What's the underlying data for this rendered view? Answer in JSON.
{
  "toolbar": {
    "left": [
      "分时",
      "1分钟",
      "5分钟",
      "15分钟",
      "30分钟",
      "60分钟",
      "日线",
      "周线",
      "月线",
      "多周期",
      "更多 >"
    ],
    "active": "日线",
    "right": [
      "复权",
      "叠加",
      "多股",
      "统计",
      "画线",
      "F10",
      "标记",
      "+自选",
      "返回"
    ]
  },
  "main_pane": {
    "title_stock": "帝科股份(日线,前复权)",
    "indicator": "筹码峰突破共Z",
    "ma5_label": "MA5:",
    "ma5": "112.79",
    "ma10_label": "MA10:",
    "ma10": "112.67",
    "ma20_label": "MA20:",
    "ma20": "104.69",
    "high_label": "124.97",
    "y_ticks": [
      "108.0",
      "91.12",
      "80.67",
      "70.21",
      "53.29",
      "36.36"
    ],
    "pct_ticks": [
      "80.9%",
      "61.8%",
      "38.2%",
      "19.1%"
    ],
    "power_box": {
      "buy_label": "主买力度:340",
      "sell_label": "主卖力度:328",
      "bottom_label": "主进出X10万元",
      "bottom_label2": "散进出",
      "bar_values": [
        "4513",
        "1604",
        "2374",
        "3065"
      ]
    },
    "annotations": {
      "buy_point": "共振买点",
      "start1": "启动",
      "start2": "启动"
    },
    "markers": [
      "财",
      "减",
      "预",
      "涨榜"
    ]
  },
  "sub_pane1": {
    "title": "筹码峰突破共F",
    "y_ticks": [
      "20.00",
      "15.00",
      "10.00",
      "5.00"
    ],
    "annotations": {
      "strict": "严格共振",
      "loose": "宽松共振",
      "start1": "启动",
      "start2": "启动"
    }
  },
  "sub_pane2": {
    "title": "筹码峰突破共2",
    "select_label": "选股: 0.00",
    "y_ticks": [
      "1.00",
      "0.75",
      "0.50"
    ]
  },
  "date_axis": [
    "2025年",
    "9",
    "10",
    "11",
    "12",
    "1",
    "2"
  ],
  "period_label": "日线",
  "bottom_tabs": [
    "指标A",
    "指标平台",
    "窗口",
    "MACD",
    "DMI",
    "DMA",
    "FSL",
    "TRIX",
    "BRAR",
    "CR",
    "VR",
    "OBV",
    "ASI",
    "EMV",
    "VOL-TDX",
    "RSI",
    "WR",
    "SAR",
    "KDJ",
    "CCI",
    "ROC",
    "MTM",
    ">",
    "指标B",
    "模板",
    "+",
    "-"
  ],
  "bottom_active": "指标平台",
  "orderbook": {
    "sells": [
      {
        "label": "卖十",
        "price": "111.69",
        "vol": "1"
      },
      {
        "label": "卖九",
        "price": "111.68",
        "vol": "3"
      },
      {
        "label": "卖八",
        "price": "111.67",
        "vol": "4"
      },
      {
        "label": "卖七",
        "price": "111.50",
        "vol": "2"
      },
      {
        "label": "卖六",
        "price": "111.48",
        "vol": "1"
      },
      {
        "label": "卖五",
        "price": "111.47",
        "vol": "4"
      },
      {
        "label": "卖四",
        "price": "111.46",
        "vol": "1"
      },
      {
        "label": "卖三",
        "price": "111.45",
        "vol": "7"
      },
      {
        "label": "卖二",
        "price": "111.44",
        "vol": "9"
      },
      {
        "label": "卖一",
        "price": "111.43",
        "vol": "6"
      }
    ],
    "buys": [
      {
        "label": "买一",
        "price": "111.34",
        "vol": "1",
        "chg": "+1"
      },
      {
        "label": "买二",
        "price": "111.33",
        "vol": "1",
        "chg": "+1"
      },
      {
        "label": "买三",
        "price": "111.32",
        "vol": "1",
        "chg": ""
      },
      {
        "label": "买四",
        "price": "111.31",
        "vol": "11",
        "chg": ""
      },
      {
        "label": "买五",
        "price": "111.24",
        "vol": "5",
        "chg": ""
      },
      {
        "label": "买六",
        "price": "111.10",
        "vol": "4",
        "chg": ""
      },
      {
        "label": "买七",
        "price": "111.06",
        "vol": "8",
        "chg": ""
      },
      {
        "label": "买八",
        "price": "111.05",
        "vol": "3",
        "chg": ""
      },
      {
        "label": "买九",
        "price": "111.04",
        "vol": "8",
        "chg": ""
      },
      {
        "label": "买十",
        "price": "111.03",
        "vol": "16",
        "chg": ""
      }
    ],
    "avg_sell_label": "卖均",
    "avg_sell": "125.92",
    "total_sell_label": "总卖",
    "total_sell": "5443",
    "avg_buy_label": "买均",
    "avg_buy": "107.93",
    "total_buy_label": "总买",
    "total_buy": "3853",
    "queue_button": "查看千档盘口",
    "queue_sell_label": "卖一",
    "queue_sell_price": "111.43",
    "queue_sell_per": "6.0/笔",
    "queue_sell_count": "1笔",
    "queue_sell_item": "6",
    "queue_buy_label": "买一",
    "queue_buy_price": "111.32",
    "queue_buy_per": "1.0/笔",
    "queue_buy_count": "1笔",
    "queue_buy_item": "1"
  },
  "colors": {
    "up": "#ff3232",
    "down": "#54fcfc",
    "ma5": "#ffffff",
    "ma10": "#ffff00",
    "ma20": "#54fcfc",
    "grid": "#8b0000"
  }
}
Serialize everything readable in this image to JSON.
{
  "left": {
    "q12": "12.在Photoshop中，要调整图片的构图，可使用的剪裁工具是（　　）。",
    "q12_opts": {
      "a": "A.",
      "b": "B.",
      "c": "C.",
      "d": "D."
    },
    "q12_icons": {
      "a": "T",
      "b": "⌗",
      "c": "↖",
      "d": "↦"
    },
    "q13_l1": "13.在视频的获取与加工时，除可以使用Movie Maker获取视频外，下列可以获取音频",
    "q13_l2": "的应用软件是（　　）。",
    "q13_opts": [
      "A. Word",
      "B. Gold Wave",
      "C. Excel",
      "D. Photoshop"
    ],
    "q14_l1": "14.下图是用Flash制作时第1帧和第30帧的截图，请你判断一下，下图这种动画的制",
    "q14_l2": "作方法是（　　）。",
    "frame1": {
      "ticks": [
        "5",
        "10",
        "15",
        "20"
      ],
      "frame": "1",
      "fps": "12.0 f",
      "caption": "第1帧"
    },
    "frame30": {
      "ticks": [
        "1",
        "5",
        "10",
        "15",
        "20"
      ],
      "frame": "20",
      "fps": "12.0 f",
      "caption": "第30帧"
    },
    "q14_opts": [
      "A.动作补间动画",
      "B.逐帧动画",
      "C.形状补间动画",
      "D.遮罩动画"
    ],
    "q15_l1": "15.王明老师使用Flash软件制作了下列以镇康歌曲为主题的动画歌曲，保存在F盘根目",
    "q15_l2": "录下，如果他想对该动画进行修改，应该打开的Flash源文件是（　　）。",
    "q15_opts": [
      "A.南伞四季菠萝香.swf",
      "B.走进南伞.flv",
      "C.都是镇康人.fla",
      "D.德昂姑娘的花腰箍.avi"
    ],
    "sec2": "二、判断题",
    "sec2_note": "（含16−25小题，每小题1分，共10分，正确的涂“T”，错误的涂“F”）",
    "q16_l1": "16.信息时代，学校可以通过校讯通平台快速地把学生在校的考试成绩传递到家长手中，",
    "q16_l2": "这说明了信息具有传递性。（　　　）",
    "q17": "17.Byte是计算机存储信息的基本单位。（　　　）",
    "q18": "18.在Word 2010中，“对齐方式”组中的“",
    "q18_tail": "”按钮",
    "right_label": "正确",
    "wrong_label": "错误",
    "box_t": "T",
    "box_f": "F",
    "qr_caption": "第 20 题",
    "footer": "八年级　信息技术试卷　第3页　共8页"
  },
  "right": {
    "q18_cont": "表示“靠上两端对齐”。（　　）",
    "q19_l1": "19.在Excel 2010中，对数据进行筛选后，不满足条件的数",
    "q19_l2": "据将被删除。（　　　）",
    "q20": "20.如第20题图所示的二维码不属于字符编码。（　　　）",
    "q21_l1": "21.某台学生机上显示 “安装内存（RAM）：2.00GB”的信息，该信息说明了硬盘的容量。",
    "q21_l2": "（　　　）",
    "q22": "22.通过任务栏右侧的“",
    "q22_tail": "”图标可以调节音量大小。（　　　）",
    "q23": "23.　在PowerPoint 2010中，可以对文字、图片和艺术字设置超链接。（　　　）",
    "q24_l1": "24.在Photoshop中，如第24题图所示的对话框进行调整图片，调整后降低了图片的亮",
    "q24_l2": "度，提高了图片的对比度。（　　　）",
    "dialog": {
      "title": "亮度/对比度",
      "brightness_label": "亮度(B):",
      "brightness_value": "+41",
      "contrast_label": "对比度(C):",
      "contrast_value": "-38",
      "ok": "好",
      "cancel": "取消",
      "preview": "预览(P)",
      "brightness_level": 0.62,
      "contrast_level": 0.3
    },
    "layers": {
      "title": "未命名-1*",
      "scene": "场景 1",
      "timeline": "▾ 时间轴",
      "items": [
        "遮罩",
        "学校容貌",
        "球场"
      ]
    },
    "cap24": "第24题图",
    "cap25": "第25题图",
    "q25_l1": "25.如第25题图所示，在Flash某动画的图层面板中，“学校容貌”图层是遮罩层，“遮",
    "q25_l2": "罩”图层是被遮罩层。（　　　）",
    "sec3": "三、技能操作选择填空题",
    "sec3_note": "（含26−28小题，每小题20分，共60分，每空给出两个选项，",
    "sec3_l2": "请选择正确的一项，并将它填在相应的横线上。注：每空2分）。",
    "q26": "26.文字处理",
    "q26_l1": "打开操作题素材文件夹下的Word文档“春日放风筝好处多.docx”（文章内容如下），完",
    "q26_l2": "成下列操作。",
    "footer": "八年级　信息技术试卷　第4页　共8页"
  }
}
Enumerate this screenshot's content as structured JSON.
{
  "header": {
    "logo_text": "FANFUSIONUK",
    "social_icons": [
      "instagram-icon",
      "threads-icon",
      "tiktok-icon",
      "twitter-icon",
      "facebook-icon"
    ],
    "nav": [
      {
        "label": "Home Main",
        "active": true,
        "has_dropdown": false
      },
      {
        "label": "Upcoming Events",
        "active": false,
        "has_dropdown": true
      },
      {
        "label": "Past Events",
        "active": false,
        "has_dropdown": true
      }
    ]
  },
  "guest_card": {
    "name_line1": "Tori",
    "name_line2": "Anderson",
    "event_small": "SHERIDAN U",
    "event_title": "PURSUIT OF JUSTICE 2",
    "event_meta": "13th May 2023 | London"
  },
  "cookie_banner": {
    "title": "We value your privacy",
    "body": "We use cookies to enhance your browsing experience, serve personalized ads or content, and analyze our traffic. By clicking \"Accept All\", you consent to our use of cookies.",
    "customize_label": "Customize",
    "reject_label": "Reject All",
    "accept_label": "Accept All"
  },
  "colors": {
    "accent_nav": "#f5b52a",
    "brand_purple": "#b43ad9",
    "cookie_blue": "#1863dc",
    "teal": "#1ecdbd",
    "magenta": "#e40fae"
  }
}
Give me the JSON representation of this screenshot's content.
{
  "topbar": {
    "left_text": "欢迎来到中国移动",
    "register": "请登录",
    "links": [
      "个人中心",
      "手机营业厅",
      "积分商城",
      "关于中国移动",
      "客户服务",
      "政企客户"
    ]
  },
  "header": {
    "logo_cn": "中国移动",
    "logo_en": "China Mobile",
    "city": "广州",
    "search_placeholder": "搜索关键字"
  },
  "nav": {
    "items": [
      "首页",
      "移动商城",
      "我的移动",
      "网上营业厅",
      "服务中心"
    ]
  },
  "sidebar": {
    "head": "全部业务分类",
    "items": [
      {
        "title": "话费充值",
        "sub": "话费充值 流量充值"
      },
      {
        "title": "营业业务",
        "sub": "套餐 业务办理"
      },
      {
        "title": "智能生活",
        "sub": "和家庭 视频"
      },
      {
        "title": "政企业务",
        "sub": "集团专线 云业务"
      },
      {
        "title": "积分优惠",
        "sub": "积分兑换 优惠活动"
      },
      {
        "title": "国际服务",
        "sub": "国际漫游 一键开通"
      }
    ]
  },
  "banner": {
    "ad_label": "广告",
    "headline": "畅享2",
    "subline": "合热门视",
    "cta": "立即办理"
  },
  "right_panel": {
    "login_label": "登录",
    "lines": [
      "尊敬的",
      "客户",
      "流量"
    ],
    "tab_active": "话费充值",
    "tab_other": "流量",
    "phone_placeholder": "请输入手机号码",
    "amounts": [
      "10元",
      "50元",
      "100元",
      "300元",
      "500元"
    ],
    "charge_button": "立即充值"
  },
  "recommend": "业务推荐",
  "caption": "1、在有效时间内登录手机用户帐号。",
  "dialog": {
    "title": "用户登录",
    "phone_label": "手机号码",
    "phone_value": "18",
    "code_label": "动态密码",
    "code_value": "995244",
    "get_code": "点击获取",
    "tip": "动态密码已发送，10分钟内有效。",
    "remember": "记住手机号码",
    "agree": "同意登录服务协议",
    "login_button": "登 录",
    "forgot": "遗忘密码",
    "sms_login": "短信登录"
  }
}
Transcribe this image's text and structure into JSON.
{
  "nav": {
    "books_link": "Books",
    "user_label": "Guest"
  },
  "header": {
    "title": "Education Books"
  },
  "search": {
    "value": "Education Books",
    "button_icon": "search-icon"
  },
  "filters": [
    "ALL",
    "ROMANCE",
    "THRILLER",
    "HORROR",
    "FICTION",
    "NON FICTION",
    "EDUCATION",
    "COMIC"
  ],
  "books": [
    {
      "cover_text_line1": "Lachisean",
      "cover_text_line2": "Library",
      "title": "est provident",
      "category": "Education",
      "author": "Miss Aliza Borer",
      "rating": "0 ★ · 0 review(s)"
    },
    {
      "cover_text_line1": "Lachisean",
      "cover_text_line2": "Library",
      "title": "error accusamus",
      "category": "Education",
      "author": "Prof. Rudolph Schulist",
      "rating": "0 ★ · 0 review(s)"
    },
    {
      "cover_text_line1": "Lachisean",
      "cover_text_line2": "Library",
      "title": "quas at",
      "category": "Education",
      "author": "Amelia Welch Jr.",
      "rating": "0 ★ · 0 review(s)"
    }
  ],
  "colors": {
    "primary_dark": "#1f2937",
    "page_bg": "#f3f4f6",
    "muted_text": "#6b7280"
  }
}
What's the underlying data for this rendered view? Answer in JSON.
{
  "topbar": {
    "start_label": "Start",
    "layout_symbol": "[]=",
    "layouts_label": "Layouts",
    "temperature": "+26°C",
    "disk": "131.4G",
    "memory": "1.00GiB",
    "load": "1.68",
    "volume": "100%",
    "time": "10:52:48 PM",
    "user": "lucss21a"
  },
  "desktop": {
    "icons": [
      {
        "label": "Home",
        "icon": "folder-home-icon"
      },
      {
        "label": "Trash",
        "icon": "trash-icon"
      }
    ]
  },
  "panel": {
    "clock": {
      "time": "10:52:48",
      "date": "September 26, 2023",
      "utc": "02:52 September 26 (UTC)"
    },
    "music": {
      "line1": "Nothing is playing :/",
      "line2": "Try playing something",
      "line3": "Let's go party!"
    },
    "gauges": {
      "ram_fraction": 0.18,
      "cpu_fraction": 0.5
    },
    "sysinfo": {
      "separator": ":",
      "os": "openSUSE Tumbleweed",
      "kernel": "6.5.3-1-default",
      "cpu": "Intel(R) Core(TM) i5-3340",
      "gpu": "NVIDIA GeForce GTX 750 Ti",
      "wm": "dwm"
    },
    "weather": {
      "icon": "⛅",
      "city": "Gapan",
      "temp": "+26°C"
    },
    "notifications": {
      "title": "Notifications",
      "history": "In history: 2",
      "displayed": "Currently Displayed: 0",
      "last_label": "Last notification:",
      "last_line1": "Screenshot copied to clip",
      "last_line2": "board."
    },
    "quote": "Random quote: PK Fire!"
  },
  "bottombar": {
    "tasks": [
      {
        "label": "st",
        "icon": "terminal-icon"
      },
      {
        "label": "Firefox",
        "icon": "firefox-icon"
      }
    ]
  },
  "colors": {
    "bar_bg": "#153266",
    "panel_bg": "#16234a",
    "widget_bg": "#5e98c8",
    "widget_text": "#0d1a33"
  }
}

++++++++++++++++++++

◆ Instruction: Filter for "this". Return all lines that hold it.

◆ Expected answer:
What's the underlying data for this rendered view? Answer in JSON.
Serialize everything readable in this image to JSON.
Enumerate this screenshot's content as structured JSON.
Give me the JSON representation of this screenshot's content.
Transcribe this image's text and structure into JSON.
What's the underlying data for this rendered view? Answer in JSON.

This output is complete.